Exercise instructions >> Please rewrite the lines from the one containing "back-to-album-list-button[interactable]: Back to" to the one containing "release-subtitle-redacted: [341, 392, 381, 406]", changing "should" to "must" and leaving everything else as it is.

Dataset rows >>
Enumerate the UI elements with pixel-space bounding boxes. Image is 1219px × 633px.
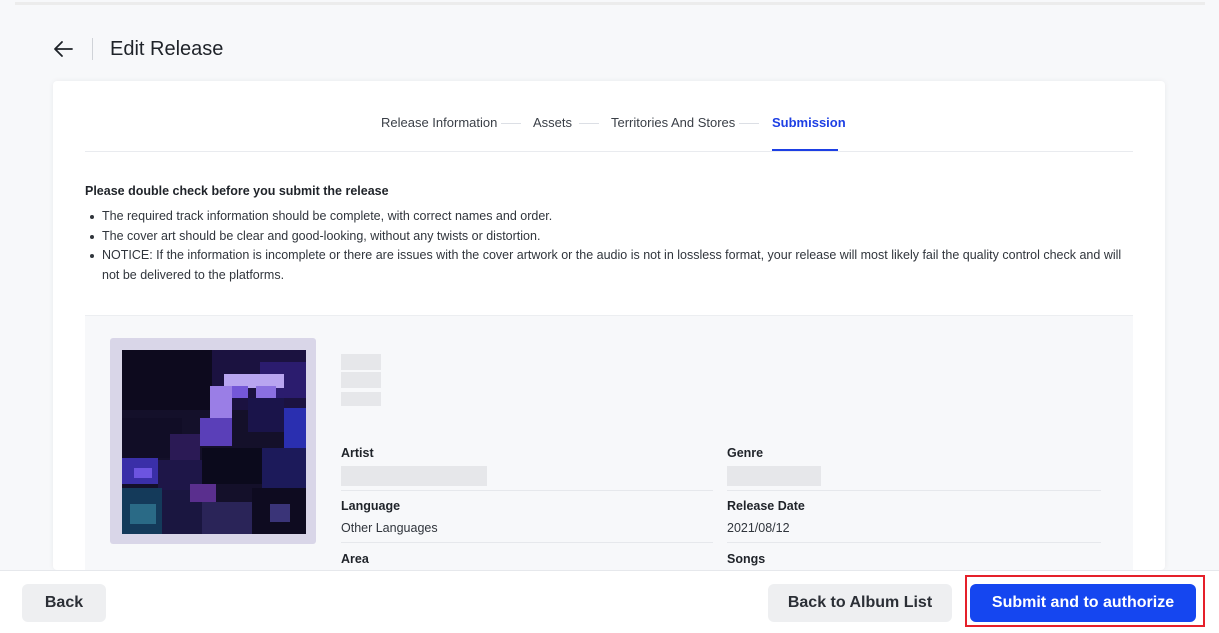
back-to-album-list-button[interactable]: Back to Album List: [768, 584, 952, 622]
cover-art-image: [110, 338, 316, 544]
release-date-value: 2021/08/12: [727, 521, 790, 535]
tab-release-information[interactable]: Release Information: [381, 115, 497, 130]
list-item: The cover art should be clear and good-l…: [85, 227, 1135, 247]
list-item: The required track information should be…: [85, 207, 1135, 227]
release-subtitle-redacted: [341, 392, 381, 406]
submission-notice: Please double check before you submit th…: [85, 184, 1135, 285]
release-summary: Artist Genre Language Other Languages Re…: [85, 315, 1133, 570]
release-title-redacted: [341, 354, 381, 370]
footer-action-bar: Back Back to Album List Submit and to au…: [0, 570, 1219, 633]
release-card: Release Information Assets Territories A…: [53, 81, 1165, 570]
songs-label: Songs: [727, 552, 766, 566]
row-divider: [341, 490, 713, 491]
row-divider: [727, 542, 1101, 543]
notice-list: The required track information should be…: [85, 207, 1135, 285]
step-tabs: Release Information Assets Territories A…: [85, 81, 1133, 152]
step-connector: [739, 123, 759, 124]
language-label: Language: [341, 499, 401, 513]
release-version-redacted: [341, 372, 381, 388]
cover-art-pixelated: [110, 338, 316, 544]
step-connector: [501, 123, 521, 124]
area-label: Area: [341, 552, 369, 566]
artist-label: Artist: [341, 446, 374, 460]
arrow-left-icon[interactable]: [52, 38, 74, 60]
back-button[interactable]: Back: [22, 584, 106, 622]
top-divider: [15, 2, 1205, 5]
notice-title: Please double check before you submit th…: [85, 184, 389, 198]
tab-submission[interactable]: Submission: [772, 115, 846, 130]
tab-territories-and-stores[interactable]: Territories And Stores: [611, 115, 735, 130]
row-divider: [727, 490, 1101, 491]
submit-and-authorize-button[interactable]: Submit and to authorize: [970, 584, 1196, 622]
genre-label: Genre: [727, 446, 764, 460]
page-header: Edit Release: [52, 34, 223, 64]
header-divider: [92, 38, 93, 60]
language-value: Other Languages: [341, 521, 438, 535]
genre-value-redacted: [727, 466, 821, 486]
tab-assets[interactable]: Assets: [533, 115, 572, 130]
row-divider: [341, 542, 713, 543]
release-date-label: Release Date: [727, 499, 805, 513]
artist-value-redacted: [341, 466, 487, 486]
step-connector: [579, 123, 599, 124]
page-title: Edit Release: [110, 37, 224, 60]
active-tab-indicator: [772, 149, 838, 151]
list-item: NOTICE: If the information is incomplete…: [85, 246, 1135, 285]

The completed task >>
back-to-album-list-button[interactable]: Back to Album List: [768, 584, 952, 622]
cover-art-image: [110, 338, 316, 544]
release-date-value: 2021/08/12: [727, 521, 790, 535]
tab-release-information[interactable]: Release Information: [381, 115, 497, 130]
list-item: The cover art must be clear and good-l…: [85, 227, 1135, 247]
list-item: The required track information must be…: [85, 207, 1135, 227]
release-subtitle-redacted: [341, 392, 381, 406]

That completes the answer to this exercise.